[Exercise objective]: Find every line in the records below that holds the word "第二课作业", and copy it out.

[Supplied information]:

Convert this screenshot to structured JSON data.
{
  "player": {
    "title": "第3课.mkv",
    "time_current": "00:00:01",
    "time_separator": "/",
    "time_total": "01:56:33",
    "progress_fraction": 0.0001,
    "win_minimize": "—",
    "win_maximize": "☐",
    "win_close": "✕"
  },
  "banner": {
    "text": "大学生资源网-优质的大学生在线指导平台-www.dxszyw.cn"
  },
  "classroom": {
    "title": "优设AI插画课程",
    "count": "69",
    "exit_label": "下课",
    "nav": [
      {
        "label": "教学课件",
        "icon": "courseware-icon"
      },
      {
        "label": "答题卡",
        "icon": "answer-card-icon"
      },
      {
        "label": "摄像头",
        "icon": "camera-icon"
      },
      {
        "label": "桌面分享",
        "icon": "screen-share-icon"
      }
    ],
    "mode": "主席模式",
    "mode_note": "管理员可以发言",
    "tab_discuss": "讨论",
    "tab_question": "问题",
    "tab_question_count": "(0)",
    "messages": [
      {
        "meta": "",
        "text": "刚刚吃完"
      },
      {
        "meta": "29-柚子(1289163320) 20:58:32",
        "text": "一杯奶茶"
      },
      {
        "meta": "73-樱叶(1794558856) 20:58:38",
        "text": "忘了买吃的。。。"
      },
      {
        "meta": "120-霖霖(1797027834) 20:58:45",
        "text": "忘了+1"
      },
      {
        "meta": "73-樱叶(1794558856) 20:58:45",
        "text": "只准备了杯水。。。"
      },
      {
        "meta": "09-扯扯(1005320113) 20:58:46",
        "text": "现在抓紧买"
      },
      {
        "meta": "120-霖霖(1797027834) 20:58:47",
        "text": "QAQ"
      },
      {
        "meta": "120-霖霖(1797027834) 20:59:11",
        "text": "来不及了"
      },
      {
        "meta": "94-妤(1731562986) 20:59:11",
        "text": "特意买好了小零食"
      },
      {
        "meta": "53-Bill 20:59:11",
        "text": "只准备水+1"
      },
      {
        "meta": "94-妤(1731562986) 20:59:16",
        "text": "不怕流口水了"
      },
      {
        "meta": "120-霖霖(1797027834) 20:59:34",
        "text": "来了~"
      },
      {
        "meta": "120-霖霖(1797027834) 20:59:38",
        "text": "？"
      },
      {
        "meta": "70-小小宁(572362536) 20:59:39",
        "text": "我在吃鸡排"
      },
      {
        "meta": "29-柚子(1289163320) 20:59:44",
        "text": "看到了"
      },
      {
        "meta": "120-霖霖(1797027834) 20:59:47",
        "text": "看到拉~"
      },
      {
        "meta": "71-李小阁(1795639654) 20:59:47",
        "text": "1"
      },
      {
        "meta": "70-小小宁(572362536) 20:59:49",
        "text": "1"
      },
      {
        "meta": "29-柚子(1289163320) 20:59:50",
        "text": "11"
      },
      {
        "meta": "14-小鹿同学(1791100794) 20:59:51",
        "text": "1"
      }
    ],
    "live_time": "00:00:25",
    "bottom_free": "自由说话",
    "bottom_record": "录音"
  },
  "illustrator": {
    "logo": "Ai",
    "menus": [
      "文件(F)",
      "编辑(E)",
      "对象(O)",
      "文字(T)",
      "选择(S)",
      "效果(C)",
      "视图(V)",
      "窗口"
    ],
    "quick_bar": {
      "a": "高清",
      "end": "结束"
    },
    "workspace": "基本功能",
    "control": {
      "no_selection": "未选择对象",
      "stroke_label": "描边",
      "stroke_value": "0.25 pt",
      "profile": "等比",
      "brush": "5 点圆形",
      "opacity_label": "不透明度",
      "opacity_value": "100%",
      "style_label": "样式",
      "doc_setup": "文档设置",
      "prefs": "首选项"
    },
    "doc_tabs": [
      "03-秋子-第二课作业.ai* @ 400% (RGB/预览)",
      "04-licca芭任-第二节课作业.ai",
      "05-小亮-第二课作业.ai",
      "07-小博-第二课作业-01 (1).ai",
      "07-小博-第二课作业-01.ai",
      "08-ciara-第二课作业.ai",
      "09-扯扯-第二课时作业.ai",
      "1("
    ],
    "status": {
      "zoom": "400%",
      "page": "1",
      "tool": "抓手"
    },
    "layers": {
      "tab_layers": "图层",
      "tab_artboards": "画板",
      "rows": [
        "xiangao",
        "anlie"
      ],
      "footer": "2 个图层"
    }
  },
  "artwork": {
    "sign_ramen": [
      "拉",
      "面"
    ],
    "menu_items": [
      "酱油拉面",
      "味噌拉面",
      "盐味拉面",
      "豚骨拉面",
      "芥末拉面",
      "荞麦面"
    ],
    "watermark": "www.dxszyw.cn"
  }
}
* * *
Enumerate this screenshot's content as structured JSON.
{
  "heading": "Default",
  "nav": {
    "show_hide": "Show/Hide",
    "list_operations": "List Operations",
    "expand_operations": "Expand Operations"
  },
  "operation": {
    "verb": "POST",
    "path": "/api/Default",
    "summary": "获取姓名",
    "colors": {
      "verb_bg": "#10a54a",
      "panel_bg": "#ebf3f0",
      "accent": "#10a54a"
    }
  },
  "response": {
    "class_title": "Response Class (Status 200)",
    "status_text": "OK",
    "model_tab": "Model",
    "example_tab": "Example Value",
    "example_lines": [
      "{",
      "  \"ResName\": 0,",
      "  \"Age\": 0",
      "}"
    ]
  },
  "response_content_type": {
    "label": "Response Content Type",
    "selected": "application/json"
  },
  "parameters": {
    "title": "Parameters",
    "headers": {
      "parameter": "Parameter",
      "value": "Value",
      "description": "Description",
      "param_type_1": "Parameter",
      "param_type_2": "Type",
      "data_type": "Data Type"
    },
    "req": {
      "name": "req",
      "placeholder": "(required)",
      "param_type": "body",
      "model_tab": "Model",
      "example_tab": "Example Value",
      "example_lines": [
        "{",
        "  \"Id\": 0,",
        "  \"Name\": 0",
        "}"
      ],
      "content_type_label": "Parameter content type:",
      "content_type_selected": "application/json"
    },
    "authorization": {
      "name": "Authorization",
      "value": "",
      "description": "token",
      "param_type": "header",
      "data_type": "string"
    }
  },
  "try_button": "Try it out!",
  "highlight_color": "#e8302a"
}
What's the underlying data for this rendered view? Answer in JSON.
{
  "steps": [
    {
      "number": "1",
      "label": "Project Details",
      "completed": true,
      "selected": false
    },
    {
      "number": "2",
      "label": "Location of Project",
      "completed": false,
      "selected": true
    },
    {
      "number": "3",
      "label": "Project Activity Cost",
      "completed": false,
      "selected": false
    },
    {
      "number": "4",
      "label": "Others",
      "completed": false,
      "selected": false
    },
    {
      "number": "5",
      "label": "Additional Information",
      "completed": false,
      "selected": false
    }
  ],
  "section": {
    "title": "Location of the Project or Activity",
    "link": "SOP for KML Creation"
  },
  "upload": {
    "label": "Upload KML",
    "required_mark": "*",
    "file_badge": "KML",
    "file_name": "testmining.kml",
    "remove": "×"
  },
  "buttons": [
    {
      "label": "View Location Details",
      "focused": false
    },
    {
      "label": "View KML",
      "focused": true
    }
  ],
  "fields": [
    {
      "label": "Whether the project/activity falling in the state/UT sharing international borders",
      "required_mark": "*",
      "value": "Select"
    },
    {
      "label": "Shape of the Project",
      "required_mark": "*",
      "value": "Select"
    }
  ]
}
* * *
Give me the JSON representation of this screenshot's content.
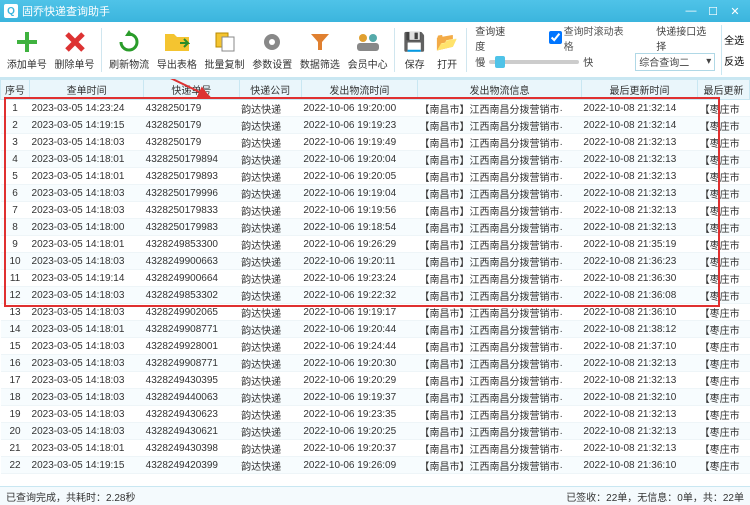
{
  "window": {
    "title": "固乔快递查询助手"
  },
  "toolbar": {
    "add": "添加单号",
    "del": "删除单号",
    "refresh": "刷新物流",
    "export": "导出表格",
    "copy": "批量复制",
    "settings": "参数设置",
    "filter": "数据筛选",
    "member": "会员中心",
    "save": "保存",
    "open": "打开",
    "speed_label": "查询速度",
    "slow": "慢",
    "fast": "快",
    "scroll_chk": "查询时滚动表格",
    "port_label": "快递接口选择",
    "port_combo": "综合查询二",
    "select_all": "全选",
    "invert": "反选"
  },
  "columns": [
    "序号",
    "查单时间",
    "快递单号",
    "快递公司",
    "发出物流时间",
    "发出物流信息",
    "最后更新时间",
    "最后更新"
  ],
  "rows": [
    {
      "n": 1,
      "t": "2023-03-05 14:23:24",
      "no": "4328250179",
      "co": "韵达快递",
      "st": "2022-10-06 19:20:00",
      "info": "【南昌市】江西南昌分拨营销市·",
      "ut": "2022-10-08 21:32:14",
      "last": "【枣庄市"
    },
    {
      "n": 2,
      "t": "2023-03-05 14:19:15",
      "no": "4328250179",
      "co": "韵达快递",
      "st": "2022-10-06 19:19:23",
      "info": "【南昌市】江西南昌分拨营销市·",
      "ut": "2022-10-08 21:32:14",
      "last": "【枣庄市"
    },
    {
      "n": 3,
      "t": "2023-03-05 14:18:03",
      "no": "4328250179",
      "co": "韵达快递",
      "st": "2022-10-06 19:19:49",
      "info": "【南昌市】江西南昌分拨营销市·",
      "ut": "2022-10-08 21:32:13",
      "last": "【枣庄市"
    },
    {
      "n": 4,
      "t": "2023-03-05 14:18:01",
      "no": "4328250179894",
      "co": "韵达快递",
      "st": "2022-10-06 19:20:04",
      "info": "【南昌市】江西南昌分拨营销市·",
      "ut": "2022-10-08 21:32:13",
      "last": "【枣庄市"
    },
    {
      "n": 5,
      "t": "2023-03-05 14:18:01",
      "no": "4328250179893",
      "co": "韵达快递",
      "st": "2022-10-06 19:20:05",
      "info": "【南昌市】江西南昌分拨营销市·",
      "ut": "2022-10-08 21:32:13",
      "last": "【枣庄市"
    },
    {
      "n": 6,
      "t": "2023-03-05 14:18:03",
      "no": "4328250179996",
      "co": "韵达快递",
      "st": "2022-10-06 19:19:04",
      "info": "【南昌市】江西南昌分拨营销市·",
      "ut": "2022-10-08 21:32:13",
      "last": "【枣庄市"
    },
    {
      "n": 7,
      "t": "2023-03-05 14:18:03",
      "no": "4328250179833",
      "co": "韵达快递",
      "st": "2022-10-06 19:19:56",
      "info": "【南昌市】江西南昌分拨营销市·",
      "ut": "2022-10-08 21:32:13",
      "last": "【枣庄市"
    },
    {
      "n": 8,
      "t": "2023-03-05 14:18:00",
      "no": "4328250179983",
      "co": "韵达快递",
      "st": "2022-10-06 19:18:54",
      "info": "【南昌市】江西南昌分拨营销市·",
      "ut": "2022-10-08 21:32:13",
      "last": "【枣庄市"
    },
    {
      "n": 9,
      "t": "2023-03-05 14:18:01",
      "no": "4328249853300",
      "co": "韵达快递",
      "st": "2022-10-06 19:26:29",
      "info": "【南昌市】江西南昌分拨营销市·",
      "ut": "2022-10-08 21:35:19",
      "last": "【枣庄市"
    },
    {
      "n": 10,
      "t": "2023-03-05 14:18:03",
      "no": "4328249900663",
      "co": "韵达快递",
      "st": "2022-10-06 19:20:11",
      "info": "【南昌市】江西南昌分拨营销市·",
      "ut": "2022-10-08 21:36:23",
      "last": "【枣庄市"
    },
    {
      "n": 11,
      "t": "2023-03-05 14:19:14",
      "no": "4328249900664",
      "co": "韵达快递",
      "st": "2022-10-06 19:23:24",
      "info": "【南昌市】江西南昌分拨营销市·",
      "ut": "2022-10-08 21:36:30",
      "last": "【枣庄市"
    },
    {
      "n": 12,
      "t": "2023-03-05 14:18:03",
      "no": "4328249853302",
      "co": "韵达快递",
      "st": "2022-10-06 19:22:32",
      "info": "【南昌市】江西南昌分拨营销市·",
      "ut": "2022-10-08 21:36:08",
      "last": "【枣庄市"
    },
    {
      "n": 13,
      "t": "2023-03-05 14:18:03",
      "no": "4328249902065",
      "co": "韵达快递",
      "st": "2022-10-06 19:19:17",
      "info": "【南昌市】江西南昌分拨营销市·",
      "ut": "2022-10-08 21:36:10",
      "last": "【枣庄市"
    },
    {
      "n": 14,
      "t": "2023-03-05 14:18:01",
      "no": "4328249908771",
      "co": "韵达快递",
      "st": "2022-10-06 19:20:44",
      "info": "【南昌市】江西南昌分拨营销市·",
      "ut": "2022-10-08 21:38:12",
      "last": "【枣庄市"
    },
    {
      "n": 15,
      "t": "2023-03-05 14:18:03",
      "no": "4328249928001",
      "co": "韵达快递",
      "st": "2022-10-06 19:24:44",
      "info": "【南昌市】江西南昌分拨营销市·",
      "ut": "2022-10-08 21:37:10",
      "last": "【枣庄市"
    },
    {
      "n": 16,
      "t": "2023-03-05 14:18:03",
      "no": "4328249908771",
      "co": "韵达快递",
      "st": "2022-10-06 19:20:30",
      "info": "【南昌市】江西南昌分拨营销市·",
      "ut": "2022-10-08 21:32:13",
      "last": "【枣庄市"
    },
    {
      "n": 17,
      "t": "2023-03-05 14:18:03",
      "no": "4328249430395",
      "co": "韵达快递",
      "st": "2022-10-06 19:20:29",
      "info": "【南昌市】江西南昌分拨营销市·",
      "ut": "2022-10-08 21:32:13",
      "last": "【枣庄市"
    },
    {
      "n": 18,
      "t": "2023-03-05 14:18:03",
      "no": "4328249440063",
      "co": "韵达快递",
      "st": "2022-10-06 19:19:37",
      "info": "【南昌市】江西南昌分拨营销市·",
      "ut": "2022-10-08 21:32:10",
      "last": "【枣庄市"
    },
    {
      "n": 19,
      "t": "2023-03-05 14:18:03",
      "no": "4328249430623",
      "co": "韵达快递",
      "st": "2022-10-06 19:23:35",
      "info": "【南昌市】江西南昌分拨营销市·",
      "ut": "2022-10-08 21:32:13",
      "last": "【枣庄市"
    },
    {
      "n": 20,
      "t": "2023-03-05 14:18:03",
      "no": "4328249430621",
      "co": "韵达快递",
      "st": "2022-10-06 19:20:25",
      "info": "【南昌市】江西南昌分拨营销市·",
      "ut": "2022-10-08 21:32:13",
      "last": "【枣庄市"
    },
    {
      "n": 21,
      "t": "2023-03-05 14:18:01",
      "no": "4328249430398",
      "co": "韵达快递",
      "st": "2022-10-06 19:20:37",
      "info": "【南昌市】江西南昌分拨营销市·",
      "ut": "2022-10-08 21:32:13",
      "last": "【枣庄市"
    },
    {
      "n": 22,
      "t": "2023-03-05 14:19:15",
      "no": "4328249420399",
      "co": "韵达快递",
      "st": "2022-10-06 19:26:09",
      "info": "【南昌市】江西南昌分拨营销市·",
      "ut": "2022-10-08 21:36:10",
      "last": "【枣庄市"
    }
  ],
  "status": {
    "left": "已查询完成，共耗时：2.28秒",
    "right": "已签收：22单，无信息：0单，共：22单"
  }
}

[Completed task]:
      "03-秋子-第二课作业.ai* @ 400% (RGB/预览)",
      "05-小亮-第二课作业.ai",
      "07-小博-第二课作业-01 (1).ai",
      "07-小博-第二课作业-01.ai",
      "08-ciara-第二课作业.ai",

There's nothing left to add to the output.